#### Exercise objective
Assemble all lines in which the string "Medianpreises" appears.

#### Source records
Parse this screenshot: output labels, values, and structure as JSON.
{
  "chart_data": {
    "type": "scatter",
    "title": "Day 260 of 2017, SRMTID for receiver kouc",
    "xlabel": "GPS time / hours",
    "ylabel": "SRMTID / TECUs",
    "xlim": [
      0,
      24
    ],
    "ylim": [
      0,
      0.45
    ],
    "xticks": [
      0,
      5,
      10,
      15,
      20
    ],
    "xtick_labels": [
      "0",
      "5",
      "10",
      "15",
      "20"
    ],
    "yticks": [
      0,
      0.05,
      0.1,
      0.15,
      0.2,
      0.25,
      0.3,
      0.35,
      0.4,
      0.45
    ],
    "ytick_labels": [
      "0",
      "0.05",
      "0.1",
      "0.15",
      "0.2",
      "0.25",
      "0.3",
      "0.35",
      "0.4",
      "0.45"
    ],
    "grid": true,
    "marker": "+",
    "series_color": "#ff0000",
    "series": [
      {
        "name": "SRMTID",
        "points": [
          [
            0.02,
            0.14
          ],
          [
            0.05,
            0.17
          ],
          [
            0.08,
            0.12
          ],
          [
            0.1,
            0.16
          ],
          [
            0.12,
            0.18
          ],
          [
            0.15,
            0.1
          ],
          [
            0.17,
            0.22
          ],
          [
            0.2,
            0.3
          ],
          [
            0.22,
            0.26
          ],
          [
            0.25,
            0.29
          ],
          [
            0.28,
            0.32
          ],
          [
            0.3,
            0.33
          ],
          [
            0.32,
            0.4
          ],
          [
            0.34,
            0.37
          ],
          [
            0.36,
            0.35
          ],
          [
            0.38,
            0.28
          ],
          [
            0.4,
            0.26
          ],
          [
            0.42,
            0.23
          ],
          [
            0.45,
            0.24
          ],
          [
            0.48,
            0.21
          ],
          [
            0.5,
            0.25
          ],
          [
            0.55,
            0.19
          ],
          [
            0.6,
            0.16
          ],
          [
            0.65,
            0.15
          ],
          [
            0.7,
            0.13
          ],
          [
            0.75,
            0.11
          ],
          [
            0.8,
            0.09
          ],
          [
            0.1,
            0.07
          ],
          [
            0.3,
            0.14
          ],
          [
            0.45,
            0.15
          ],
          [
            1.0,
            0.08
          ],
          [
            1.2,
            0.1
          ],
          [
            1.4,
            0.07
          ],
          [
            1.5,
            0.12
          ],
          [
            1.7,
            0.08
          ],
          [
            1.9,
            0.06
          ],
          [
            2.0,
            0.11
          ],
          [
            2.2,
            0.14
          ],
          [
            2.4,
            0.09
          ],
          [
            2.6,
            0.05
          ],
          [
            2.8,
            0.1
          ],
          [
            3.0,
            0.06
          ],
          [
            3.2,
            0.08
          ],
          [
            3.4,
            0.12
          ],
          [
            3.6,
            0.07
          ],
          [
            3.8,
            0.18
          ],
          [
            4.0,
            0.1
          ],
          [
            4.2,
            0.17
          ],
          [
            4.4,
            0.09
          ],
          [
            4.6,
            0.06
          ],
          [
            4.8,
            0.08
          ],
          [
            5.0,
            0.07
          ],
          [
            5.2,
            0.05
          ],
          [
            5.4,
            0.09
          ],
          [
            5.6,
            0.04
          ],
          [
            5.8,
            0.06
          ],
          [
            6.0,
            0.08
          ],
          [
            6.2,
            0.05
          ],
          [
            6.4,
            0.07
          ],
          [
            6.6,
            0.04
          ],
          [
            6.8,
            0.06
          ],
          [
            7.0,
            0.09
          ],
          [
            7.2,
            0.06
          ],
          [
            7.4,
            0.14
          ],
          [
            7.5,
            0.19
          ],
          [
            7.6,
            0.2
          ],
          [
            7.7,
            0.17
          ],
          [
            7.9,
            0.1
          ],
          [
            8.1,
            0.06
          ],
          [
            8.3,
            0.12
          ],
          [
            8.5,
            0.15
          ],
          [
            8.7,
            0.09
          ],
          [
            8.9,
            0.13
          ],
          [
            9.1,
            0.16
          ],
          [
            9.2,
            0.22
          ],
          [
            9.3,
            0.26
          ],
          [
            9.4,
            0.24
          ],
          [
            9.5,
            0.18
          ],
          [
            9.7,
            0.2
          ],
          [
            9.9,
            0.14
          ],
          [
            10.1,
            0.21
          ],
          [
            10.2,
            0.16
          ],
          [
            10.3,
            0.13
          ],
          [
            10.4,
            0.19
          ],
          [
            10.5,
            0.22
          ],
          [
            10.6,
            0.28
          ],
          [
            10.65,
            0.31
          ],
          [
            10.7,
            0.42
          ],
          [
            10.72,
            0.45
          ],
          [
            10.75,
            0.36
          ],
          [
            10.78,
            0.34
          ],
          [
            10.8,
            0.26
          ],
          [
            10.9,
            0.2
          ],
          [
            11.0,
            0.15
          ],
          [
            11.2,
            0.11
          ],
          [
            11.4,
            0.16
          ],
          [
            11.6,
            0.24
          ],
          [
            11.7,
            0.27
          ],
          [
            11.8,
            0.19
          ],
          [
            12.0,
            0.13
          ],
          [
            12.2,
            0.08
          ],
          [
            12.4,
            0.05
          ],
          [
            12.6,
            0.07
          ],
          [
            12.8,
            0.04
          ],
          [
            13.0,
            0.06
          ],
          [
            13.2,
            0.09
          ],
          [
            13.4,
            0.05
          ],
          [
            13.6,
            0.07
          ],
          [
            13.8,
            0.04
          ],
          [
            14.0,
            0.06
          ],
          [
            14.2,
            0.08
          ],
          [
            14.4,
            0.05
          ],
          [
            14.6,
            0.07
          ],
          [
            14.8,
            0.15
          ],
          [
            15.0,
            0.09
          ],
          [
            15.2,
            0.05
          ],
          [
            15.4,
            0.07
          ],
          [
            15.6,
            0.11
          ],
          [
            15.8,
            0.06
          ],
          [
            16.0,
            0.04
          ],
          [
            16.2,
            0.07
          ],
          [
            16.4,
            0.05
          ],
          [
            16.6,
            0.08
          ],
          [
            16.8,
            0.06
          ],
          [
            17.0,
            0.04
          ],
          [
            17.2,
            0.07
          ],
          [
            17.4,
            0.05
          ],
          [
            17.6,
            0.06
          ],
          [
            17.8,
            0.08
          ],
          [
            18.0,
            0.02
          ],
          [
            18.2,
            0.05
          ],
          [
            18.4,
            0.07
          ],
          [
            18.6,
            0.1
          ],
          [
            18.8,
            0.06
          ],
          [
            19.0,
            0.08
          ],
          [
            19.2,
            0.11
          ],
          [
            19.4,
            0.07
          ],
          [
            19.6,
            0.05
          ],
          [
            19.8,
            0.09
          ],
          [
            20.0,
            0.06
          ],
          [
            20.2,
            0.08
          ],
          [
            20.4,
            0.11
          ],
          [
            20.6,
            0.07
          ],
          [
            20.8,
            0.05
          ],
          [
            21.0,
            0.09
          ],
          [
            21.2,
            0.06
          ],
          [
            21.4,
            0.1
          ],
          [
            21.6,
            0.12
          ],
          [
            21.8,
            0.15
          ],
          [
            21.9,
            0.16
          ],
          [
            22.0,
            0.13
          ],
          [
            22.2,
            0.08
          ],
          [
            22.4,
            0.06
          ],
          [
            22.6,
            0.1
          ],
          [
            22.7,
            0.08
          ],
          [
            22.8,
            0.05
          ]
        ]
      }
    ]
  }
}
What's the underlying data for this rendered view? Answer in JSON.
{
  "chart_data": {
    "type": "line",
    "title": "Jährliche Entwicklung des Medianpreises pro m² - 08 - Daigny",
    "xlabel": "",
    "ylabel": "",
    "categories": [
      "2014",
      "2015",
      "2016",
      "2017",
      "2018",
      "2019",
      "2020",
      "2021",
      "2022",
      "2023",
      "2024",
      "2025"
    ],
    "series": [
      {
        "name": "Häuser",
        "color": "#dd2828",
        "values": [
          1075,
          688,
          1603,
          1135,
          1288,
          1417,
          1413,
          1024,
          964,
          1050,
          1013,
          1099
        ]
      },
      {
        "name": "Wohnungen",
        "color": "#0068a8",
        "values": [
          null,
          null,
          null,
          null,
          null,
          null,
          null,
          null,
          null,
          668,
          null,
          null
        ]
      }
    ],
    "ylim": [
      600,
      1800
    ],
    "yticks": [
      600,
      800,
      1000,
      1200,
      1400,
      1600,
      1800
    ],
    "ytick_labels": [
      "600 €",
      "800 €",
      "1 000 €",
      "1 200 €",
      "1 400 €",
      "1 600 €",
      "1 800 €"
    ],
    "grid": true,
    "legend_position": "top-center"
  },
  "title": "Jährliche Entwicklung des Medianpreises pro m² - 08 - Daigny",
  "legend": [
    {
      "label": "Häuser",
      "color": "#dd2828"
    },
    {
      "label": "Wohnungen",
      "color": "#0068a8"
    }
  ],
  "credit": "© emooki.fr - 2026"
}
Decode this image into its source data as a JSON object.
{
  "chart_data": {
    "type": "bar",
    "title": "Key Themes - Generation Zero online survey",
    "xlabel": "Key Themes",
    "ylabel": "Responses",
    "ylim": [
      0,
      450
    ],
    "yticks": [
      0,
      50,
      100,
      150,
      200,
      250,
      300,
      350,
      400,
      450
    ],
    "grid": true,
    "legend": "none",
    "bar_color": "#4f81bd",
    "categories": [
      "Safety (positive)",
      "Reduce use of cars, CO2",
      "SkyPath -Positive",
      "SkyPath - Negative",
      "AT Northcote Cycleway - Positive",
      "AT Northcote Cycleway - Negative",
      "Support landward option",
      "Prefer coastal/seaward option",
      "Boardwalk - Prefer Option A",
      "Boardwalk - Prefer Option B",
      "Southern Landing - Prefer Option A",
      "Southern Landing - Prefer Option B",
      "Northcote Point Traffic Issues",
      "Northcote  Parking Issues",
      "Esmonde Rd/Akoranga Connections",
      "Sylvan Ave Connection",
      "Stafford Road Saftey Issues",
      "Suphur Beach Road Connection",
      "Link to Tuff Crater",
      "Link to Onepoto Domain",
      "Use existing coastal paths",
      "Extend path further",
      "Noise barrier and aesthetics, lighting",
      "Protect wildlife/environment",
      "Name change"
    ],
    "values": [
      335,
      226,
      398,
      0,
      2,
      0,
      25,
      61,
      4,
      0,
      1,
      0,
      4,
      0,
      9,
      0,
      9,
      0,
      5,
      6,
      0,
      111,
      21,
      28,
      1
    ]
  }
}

#### Result of the task
    "title": "Jährliche Entwicklung des Medianpreises pro m² - 08 - Daigny",
  "title": "Jährliche Entwicklung des Medianpreises pro m² - 08 - Daigny",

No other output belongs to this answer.